Look through the material below. Copy each line that contains the string "same".

━━ Data for the task

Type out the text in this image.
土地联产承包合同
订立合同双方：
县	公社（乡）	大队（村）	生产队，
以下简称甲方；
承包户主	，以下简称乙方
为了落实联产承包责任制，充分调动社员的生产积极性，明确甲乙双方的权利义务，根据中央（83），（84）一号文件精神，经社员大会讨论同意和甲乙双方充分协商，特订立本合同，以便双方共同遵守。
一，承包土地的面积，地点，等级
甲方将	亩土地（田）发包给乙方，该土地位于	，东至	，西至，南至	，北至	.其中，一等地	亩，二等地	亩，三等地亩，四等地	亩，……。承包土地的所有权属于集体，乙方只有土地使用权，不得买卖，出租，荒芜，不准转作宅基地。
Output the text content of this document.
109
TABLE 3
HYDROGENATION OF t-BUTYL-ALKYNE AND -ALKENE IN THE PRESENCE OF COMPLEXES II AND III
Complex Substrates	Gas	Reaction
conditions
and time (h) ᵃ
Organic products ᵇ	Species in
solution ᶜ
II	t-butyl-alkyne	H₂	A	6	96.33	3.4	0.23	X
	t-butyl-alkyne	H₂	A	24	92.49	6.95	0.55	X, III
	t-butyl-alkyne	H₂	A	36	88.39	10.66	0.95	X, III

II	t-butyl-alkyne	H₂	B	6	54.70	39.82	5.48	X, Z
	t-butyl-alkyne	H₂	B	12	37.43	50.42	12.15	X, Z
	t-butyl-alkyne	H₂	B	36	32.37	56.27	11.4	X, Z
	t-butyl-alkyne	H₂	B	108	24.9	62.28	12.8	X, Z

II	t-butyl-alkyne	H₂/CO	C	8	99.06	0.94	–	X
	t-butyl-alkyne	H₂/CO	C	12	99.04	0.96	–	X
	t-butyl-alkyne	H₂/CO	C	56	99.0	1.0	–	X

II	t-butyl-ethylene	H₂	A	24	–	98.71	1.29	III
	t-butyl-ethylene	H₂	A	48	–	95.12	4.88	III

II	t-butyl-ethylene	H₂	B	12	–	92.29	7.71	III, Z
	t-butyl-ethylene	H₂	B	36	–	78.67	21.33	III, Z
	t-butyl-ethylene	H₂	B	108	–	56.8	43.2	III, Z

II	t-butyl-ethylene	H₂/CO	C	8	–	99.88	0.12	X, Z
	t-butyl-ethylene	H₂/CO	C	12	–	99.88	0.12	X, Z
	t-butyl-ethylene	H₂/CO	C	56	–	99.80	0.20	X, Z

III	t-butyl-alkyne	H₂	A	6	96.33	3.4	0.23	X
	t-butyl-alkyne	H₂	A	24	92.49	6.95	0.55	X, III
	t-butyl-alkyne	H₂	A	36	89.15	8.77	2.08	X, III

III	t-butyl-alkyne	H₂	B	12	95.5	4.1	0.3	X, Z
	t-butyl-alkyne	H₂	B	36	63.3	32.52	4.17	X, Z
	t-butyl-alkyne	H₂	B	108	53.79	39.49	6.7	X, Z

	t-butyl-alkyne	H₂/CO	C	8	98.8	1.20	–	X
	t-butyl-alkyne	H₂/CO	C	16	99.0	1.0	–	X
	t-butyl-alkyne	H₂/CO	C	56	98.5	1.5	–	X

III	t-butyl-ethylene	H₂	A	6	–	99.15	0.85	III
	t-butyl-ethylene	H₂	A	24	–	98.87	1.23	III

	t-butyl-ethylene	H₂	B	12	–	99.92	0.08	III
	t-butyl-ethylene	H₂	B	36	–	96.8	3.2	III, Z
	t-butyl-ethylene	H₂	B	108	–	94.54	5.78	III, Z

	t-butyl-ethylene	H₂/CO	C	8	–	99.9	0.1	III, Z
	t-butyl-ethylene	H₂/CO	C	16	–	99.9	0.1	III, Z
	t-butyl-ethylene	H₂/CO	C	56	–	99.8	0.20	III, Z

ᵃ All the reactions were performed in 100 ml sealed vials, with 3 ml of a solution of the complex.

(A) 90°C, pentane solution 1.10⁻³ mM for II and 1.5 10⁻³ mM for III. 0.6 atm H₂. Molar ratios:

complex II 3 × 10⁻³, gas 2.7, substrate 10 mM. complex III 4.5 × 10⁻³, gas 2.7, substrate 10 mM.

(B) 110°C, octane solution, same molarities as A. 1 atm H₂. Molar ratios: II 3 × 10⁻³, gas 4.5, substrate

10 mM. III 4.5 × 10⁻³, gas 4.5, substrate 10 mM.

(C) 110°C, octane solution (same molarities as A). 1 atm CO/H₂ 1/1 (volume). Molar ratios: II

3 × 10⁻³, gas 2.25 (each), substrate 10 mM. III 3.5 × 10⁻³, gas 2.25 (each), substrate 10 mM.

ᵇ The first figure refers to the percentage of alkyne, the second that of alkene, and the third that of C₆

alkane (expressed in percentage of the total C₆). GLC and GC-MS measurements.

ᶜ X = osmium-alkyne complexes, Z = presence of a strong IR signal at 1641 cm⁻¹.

━━━━

### Expected answer
(B) 110°C, octane solution, same molarities as A. 1 atm H₂. Molar ratios: II 3 × 10⁻³, gas 4.5, substrate
(C) 110°C, octane solution (same molarities as A). 1 atm CO/H₂ 1/1 (volume). Molar ratios: II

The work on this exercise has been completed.